** Start EXTRACTED RECORDS **

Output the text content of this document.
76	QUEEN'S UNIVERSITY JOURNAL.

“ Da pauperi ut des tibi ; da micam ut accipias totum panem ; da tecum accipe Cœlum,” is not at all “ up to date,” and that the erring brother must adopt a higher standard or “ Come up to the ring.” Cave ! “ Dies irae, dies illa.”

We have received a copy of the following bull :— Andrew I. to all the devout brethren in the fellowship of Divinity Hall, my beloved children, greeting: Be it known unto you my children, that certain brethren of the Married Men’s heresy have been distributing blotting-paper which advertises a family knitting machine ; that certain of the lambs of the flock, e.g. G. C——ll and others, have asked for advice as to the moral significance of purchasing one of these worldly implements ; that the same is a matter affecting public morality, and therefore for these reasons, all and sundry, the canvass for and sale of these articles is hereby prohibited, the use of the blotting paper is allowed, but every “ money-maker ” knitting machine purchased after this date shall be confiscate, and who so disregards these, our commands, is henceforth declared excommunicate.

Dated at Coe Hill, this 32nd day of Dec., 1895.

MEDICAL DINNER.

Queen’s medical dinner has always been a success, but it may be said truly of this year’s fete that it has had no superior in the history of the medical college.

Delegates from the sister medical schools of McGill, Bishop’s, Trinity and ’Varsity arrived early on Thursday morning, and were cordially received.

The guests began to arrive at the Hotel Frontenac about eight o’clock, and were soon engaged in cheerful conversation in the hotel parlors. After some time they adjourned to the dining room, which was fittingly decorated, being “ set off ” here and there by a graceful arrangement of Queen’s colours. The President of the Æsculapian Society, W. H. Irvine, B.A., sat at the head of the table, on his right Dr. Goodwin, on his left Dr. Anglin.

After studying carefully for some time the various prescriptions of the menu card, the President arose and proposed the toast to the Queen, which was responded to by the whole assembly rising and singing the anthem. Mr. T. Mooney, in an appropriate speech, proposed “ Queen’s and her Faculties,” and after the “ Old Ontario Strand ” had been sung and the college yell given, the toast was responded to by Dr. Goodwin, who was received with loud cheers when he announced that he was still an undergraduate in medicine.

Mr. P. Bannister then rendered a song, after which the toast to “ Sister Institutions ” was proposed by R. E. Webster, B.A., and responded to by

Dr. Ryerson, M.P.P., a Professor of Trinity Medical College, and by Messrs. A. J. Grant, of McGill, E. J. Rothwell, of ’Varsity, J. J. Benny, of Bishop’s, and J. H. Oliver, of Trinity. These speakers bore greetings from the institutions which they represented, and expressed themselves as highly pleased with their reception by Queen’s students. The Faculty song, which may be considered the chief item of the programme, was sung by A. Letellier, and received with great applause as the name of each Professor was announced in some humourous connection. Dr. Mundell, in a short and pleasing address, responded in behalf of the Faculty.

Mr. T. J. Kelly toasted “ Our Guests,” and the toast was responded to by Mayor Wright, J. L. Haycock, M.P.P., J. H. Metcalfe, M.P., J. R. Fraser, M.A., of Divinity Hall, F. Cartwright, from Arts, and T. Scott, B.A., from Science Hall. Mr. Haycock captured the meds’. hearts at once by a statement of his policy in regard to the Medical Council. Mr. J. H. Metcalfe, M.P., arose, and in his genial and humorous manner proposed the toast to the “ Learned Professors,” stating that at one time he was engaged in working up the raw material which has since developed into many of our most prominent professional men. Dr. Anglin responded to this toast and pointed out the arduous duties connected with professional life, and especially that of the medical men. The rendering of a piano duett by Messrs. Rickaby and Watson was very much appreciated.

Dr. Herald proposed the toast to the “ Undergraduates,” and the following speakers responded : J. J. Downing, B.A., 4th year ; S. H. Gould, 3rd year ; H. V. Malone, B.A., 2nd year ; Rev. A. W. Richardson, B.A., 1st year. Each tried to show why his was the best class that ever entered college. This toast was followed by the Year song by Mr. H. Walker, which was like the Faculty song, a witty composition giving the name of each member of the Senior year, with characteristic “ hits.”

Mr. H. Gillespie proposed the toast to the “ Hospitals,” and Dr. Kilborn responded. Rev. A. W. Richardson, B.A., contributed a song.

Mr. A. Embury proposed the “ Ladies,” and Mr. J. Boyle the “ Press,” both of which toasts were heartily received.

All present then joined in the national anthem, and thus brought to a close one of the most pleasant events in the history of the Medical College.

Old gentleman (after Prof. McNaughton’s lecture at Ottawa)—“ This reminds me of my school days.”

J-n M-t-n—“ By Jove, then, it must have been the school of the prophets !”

** End EXTRACTED RECORDS **

■ **BRIEF**:
Gather all lines from the records above in which "McGill" appears.

■ **EXPECTED ANSWER**:
Delegates from the sister medical schools of McGill, Bishop’s, Trinity and ’Varsity arrived early on Thursday morning, and were cordially received.
Dr. Ryerson, M.P.P., a Professor of Trinity Medical College, and by Messrs. A. J. Grant, of McGill, E. J. Rothwell, of ’Varsity, J. J. Benny, of Bishop’s, and J. H. Oliver, of Trinity. These speakers bore greetings from the institutions which they represented, and expressed themselves as highly pleased with their reception by Queen’s students. The Faculty song, which may be considered the chief item of the programme, was sung by A. Letellier, and received with great applause as the name of each Professor was announced in some humourous connection. Dr. Mundell, in a short and pleasing address, responded in behalf of the Faculty.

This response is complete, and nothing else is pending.